WORK TO COMPLETE:
Write out the listing exactly as it is given.

[Dataset items]
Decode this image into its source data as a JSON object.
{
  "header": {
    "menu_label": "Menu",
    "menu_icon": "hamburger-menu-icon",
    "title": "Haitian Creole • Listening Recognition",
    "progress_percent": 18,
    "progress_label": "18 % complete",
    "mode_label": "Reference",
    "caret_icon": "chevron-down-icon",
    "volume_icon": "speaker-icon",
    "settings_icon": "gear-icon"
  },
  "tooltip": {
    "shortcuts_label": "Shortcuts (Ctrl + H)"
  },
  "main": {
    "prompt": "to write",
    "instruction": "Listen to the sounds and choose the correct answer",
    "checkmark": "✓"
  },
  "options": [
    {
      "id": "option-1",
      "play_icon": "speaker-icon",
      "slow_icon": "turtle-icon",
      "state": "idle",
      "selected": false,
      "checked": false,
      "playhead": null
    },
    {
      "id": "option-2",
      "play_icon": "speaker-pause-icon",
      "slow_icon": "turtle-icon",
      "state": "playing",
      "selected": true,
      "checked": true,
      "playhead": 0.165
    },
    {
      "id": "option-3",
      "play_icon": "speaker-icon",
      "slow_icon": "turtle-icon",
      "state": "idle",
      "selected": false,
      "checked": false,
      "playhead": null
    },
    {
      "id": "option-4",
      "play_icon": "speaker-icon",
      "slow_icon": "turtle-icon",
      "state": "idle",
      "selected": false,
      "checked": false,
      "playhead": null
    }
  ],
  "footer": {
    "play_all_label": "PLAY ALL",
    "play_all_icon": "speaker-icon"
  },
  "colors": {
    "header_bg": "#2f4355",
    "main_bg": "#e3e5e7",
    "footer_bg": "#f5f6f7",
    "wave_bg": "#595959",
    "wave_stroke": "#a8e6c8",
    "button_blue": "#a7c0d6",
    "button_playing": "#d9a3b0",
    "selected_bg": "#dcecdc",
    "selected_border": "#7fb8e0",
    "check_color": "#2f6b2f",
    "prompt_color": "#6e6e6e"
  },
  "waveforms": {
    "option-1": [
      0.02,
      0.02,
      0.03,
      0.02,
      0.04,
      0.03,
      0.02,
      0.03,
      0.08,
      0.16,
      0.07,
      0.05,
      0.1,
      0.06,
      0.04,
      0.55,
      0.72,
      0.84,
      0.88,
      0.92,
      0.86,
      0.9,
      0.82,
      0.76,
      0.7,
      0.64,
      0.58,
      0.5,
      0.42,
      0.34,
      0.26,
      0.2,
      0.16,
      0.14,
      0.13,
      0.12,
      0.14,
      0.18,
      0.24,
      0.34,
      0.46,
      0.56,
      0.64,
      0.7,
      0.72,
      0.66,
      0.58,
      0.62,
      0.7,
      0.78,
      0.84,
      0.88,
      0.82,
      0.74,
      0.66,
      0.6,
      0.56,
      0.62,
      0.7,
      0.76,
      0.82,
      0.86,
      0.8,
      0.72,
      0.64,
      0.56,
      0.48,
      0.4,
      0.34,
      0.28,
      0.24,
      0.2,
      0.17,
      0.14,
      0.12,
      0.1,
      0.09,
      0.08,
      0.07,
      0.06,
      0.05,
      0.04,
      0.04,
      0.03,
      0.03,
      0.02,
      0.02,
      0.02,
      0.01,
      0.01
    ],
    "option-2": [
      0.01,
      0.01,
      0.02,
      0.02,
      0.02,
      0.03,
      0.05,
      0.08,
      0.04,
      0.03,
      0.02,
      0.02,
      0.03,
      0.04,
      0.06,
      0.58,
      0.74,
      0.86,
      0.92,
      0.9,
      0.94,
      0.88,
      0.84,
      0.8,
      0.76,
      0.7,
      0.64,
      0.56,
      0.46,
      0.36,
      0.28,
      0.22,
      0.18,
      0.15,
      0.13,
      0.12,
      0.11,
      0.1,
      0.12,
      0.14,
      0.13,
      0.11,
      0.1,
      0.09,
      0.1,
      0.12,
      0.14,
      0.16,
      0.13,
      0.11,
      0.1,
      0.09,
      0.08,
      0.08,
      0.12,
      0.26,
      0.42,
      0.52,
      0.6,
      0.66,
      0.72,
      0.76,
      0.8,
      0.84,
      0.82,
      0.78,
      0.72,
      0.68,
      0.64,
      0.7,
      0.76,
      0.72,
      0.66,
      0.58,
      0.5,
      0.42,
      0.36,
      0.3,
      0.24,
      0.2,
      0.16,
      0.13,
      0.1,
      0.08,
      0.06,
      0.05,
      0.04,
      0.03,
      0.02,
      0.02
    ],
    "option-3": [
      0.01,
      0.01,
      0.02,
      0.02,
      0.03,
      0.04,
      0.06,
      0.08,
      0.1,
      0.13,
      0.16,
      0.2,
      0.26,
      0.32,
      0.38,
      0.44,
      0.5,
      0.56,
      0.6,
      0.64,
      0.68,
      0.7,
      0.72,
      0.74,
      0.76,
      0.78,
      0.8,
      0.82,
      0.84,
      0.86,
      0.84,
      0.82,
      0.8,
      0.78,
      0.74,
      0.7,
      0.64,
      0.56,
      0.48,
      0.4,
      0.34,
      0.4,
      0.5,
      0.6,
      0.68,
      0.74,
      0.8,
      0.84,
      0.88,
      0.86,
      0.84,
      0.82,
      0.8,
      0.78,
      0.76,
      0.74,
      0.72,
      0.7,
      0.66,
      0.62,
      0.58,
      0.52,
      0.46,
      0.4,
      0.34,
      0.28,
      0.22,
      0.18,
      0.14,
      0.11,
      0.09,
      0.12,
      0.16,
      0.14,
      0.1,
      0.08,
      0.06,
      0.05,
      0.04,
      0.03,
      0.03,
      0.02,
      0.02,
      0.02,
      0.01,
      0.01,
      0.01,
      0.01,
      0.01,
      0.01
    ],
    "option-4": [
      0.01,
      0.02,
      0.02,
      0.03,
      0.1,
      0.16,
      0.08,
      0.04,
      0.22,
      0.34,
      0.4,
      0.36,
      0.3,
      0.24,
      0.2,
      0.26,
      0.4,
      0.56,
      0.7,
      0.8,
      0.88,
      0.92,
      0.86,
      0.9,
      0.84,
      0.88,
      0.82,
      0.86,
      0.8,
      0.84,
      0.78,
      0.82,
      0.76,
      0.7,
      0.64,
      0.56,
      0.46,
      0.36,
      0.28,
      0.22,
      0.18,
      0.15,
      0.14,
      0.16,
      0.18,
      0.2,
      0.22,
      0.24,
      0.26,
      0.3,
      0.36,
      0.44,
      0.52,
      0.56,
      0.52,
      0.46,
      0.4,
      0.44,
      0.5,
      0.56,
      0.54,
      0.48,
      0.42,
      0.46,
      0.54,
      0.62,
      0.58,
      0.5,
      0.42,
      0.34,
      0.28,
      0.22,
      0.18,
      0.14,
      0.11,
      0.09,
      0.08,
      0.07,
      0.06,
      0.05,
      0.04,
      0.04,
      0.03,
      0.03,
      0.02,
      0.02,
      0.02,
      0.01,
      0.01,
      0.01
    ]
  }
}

THE RESULT:
Decode this image into its source data as a JSON object.
{
  "header": {
    "menu_label": "Menu",
    "menu_icon": "hamburger-menu-icon",
    "title": "Haitian Creole • Listening Recognition",
    "progress_percent": 18,
    "progress_label": "18 % complete",
    "mode_label": "Reference",
    "caret_icon": "chevron-down-icon",
    "volume_icon": "speaker-icon",
    "settings_icon": "gear-icon"
  },
  "tooltip": {
    "shortcuts_label": "Shortcuts (Ctrl + H)"
  },
  "main": {
    "prompt": "to write",
    "instruction": "Listen to the sounds and choose the correct answer",
    "checkmark": "✓"
  },
  "options": [
    {
      "id": "option-1",
      "play_icon": "speaker-icon",
      "slow_icon": "turtle-icon",
      "state": "idle",
      "selected": false,
      "checked": false,
      "playhead": null
    },
    {
      "id": "option-2",
      "play_icon": "speaker-pause-icon",
      "slow_icon": "turtle-icon",
      "state": "playing",
      "selected": true,
      "checked": true,
      "playhead": 0.165
    },
    {
      "id": "option-3",
      "play_icon": "speaker-icon",
      "slow_icon": "turtle-icon",
      "state": "idle",
      "selected": false,
      "checked": false,
      "playhead": null
    },
    {
      "id": "option-4",
      "play_icon": "speaker-icon",
      "slow_icon": "turtle-icon",
      "state": "idle",
      "selected": false,
      "checked": false,
      "playhead": null
    }
  ],
  "footer": {
    "play_all_label": "PLAY ALL",
    "play_all_icon": "speaker-icon"
  },
  "colors": {
    "header_bg": "#2f4355",
    "main_bg": "#e3e5e7",
    "footer_bg": "#f5f6f7",
    "wave_bg": "#595959",
    "wave_stroke": "#a8e6c8",
    "button_blue": "#a7c0d6",
    "button_playing": "#d9a3b0",
    "selected_bg": "#dcecdc",
    "selected_border": "#7fb8e0",
    "check_color": "#2f6b2f",
    "prompt_color": "#6e6e6e"
  },
  "waveforms": {
    "option-1": [
      0.02,
      0.02,
      0.03,
      0.02,
      0.04,
      0.03,
      0.02,
      0.03,
      0.08,
      0.16,
      0.07,
      0.05,
      0.1,
      0.06,
      0.04,
      0.55,
      0.72,
      0.84,
      0.88,
      0.92,
      0.86,
      0.9,
      0.82,
      0.76,
      0.7,
      0.64,
      0.58,
      0.5,
      0.42,
      0.34,
      0.26,
      0.2,
      0.16,
      0.14,
      0.13,
      0.12,
      0.14,
      0.18,
      0.24,
      0.34,
      0.46,
      0.56,
      0.64,
      0.7,
      0.72,
      0.66,
      0.58,
      0.62,
      0.7,
      0.78,
      0.84,
      0.88,
      0.82,
      0.74,
      0.66,
      0.6,
      0.56,
      0.62,
      0.7,
      0.76,
      0.82,
      0.86,
      0.8,
      0.72,
      0.64,
      0.56,
      0.48,
      0.4,
      0.34,
      0.28,
      0.24,
      0.2,
      0.17,
      0.14,
      0.12,
      0.1,
      0.09,
      0.08,
      0.07,
      0.06,
      0.05,
      0.04,
      0.04,
      0.03,
      0.03,
      0.02,
      0.02,
      0.02,
      0.01,
      0.01
    ],
    "option-2": [
      0.01,
      0.01,
      0.02,
      0.02,
      0.02,
      0.03,
      0.05,
      0.08,
      0.04,
      0.03,
      0.02,
      0.02,
      0.03,
      0.04,
      0.06,
      0.58,
      0.74,
      0.86,
      0.92,
      0.9,
      0.94,
      0.88,
      0.84,
      0.8,
      0.76,
      0.7,
      0.64,
      0.56,
      0.46,
      0.36,
      0.28,
      0.22,
      0.18,
      0.15,
      0.13,
      0.12,
      0.11,
      0.1,
      0.12,
      0.14,
      0.13,
      0.11,
      0.1,
      0.09,
      0.1,
      0.12,
      0.14,
      0.16,
      0.13,
      0.11,
      0.1,
      0.09,
      0.08,
      0.08,
      0.12,
      0.26,
      0.42,
      0.52,
      0.6,
      0.66,
      0.72,
      0.76,
      0.8,
      0.84,
      0.82,
      0.78,
      0.72,
      0.68,
      0.64,
      0.7,
      0.76,
      0.72,
      0.66,
      0.58,
      0.5,
      0.42,
      0.36,
      0.3,
      0.24,
      0.2,
      0.16,
      0.13,
      0.1,
      0.08,
      0.06,
      0.05,
      0.04,
      0.03,
      0.02,
      0.02
    ],
    "option-3": [
      0.01,
      0.01,
      0.02,
      0.02,
      0.03,
      0.04,
      0.06,
      0.08,
      0.1,
      0.13,
      0.16,
      0.2,
      0.26,
      0.32,
      0.38,
      0.44,
      0.5,
      0.56,
      0.6,
      0.64,
      0.68,
      0.7,
      0.72,
      0.74,
      0.76,
      0.78,
      0.8,
      0.82,
      0.84,
      0.86,
      0.84,
      0.82,
      0.8,
      0.78,
      0.74,
      0.7,
      0.64,
      0.56,
      0.48,
      0.4,
      0.34,
      0.4,
      0.5,
      0.6,
      0.68,
      0.74,
      0.8,
      0.84,
      0.88,
      0.86,
      0.84,
      0.82,
      0.8,
      0.78,
      0.76,
      0.74,
      0.72,
      0.7,
      0.66,
      0.62,
      0.58,
      0.52,
      0.46,
      0.4,
      0.34,
      0.28,
      0.22,
      0.18,
      0.14,
      0.11,
      0.09,
      0.12,
      0.16,
      0.14,
      0.1,
      0.08,
      0.06,
      0.05,
      0.04,
      0.03,
      0.03,
      0.02,
      0.02,
      0.02,
      0.01,
      0.01,
      0.01,
      0.01,
      0.01,
      0.01
    ],
    "option-4": [
      0.01,
      0.02,
      0.02,
      0.03,
      0.1,
      0.16,
      0.08,
      0.04,
      0.22,
      0.34,
      0.4,
      0.36,
      0.3,
      0.24,
      0.2,
      0.26,
      0.4,
      0.56,
      0.7,
      0.8,
      0.88,
      0.92,
      0.86,
      0.9,
      0.84,
      0.88,
      0.82,
      0.86,
      0.8,
      0.84,
      0.78,
      0.82,
      0.76,
      0.7,
      0.64,
      0.56,
      0.46,
      0.36,
      0.28,
      0.22,
      0.18,
      0.15,
      0.14,
      0.16,
      0.18,
      0.2,
      0.22,
      0.24,
      0.26,
      0.3,
      0.36,
      0.44,
      0.52,
      0.56,
      0.52,
      0.46,
      0.4,
      0.44,
      0.5,
      0.56,
      0.54,
      0.48,
      0.42,
      0.46,
      0.54,
      0.62,
      0.58,
      0.5,
      0.42,
      0.34,
      0.28,
      0.22,
      0.18,
      0.14,
      0.11,
      0.09,
      0.08,
      0.07,
      0.06,
      0.05,
      0.04,
      0.04,
      0.03,
      0.03,
      0.02,
      0.02,
      0.02,
      0.01,
      0.01,
      0.01
    ]
  }
}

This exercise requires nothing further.